**What to do**
From the ghost-story text below, list every body or source of water named in the account of Miss Beswick.

**Text block**
Tradition said that Miss Beswick had hidden vast sums of money and other articles of value in the time of Prince Charlie (1745), and a weaver who lived in a part of the haunted house found a tin vessel full of gold pieces under the floor of the haunted parlour. It was thought after this discovery that the phantom lady would rest in her grave, but this was not the case, and she recently appeared near an old well by the brook-side. A rustic going to fetch water, saw a tall lady standing by the well, wearing a black silk gown and a white cap with a frilled border. She stood there in the dusk in a defiant or threatening attitude, streams of blue light appearing to dart from her eyes and flash on the horror-stricken spectator. This appearance of the phantom was said to mean that Miss Beswick could get no rest until certain members of her family regained their property, a result which does not appear to be yet achieved, for the phantom still haunts the neighbourhood, on clear moonlight nights, walking in a headless state between the old barn and the horse-pool, and at other times assuming the forms of different animals which, however, are always lost sight of near the horse-pool. Some people think that Miss Beswick concealed something on this spot in 1745, and is now anxious to point out her treasure to anyone brave enough to address her. On dreary winter nights the barn where the phantom cow was found is said to appear as though on fire, a red glow being observed through the loopholes and crevices of the loft, and loud noises proceeding from the building as though the evil one and his demons were holding revels there. But if an alarm of fire is raised by a frightened neighbour and the farmer has the premises searched, all is found to be in order, and the terror-stricken inhabitants of the village declare that Madame Beswick is up to her ghostly pranks again.[151]

The popular belief in transformation is at the root of a strange family story about Callaly Castle, which is beautifully situated at the foot of the wooded slopes of Callaly Castle Hill, whose highest peaks are some 800 feet above sea level. In the modern building are incorporated the remains of an ancient border tower, the stronghold of the Claverings. The Survey of 1541 says, "At Callalye ys a toure of th'inheritaunce of Claverynge in measurable good repac'ons."

**Data supplied**
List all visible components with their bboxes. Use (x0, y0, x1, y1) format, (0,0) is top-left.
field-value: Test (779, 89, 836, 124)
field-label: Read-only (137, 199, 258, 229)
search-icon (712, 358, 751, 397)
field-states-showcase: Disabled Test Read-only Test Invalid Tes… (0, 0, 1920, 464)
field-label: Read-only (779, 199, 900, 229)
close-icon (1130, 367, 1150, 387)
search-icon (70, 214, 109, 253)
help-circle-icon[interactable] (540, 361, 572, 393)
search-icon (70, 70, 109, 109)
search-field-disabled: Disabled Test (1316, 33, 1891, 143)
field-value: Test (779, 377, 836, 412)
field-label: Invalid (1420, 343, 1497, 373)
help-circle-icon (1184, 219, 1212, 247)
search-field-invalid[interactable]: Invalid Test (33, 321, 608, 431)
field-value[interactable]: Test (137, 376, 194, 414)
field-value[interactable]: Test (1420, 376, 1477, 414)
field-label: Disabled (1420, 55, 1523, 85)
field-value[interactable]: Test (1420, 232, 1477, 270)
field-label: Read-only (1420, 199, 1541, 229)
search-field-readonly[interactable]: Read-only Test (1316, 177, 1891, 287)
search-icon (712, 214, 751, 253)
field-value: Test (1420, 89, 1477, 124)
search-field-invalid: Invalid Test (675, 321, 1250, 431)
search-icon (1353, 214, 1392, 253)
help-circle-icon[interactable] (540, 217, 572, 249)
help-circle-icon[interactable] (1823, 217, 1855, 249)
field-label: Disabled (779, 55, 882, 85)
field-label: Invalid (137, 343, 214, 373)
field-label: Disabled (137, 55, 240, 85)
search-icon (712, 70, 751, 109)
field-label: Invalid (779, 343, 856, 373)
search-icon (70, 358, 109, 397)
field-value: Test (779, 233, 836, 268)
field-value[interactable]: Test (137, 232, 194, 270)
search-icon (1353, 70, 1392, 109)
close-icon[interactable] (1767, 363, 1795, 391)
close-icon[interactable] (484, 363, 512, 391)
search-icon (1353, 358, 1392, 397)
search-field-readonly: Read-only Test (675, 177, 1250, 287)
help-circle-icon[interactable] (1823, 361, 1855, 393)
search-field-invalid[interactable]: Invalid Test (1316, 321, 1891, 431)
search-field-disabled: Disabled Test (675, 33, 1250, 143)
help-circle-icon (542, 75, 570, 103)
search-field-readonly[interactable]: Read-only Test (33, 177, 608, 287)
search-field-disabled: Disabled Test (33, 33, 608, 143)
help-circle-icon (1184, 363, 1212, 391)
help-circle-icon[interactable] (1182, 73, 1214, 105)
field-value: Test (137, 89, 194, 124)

**Task answer**
- an old well
- the brook
- the horse-pool